(Raw records)
--------------------------------------------------
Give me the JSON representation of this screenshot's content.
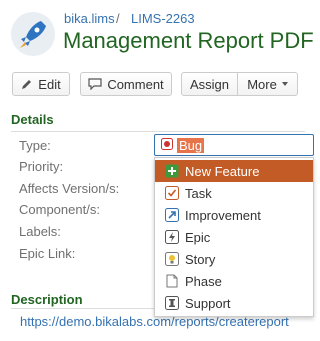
{
  "breadcrumb": {
    "project": "bika.lims",
    "separator": "/",
    "issue_key": "LIMS-2263"
  },
  "issue": {
    "title": "Management Report PDF"
  },
  "toolbar": {
    "edit": "Edit",
    "comment": "Comment",
    "assign": "Assign",
    "more": "More"
  },
  "details": {
    "heading": "Details",
    "fields": [
      "Type:",
      "Priority:",
      "Affects Version/s:",
      "Component/s:",
      "Labels:",
      "Epic Link:"
    ],
    "type_value": "Bug"
  },
  "type_options": [
    {
      "label": "New Feature",
      "icon": "new-feature-icon",
      "color": "#3c9a3c"
    },
    {
      "label": "Task",
      "icon": "task-icon",
      "color": "#c35b26"
    },
    {
      "label": "Improvement",
      "icon": "improvement-icon",
      "color": "#3572b0"
    },
    {
      "label": "Epic",
      "icon": "epic-icon",
      "color": "#555555"
    },
    {
      "label": "Story",
      "icon": "story-icon",
      "color": "#e9c233"
    },
    {
      "label": "Phase",
      "icon": "phase-icon",
      "color": "#777777"
    },
    {
      "label": "Support",
      "icon": "support-icon",
      "color": "#555555"
    }
  ],
  "description": {
    "heading": "Description",
    "text": "https://demo.bikalabs.com/reports/createreport"
  },
  "colors": {
    "heading_green": "#226522",
    "link_blue": "#3572b0",
    "highlight": "#c35b26"
  }
}
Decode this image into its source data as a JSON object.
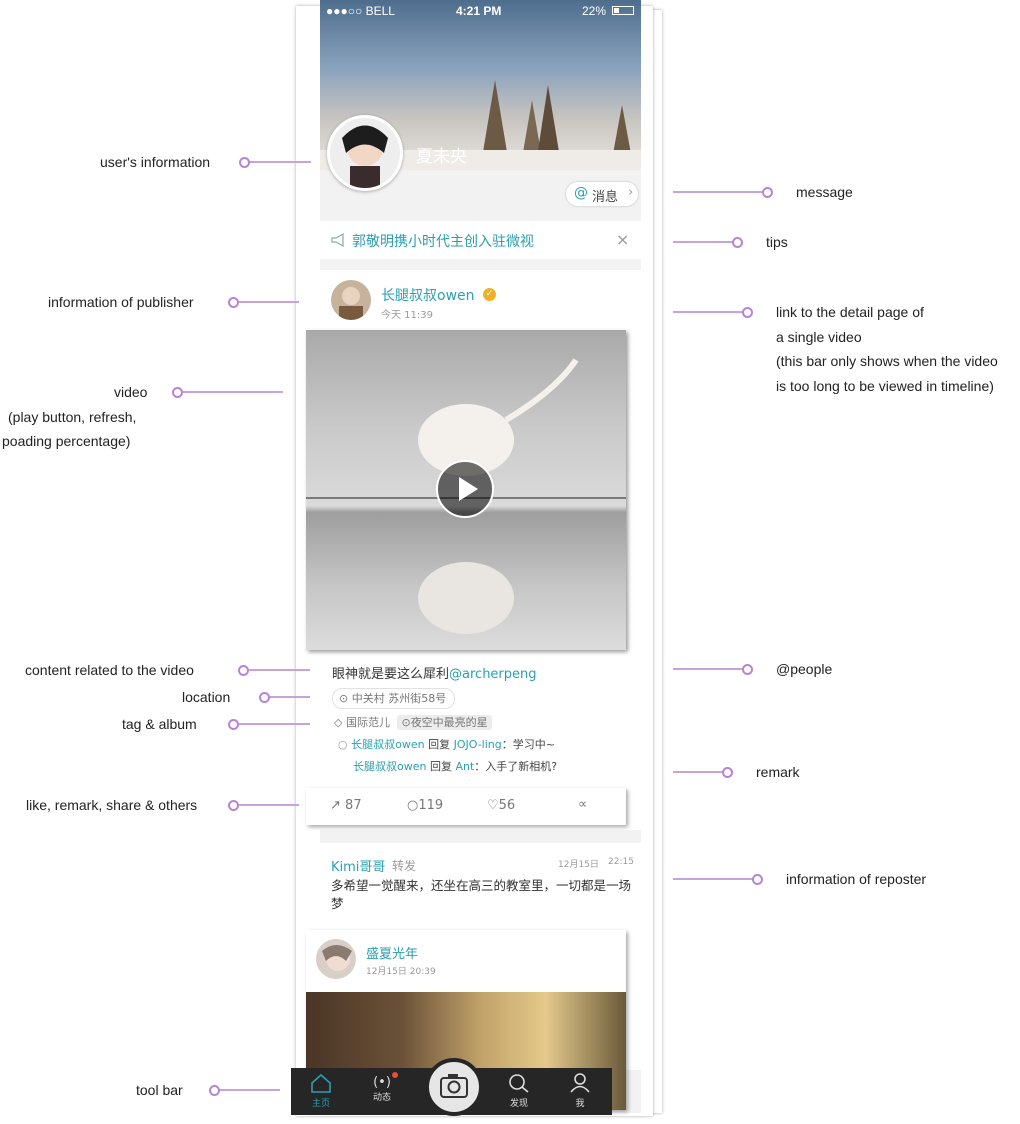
{
  "status_bar": {
    "carrier": "●●●○○ BELL",
    "time": "4:21 PM",
    "battery": "22%"
  },
  "profile": {
    "name": "夏未央",
    "message_label": "消息"
  },
  "tips": {
    "text": "郭敬明携小时代主创入驻微视"
  },
  "post": {
    "author": "长腿叔叔owen",
    "time": "今天 11:39",
    "caption": "眼神就是要这么犀利",
    "mention": "@archerpeng",
    "location": "中关村 苏州街58号",
    "tag": "国际范儿",
    "album": "夜空中最亮的星",
    "comments": [
      {
        "user": "长腿叔叔owen",
        "action": "回复",
        "target": "JOJO-ling",
        "text": "：学习中~"
      },
      {
        "user": "长腿叔叔owen",
        "action": "回复",
        "target": "Ant",
        "text": "：入手了新相机?"
      }
    ],
    "actions": {
      "share_count": "87",
      "comment_count": "119",
      "like_count": "56"
    }
  },
  "repost": {
    "reposter": "Kimi哥哥",
    "repost_label": "转发",
    "date": "12月15日",
    "time": "22:15",
    "text": "多希望一觉醒来，还坐在高三的教室里，一切都是一场梦",
    "original_author": "盛夏光年",
    "original_time": "12月15日  20:39"
  },
  "tab_bar": {
    "home": "主页",
    "activity": "动态",
    "discover": "发现",
    "me": "我"
  },
  "annotations": {
    "users_information": "user's information",
    "message": "message",
    "tips": "tips",
    "publisher": "information of publisher",
    "detail_link_1": "link to the detail page of",
    "detail_link_2": "a single video",
    "detail_link_3": "(this bar only shows when the video",
    "detail_link_4": "is too long to be viewed in timeline)",
    "video_1": "video",
    "video_2": "(play button, refresh,",
    "video_3": "poading percentage)",
    "content": "content related to the video",
    "people": "@people",
    "location": "location",
    "tag_album": "tag & album",
    "remark": "remark",
    "actions": "like, remark, share & others",
    "reposter": "information of reposter",
    "toolbar": "tool bar"
  },
  "colors": {
    "accent": "#2a9fb0",
    "annotation": "#b884d4",
    "tabbar": "#262626"
  }
}
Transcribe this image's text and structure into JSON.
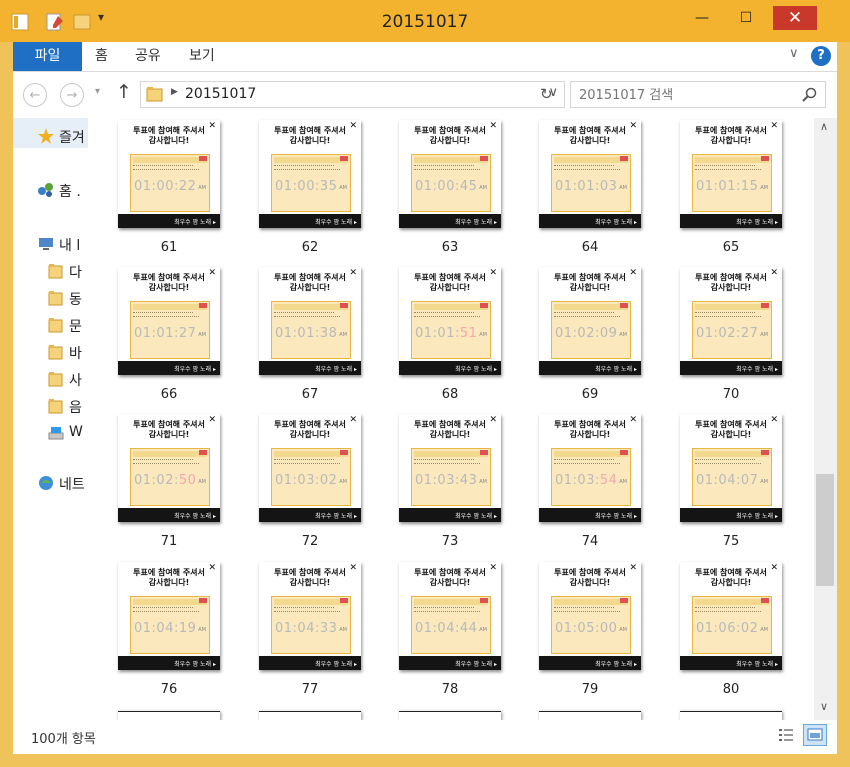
--------------------------------------------------
In the material above, find each line that contains the word "text", and select it.

Written response:
    "text": "https://demo.bikalabs.com/reports/createreport"
    "text": "郭敬明携小时代主创入驻微视"
        "text": "：学习中~"
        "text": "：入手了新相机?"
    "text": "多希望一觉醒来，还坐在高三的教室里，一切都是一场梦",
Transcribe this image's text and structure into JSON.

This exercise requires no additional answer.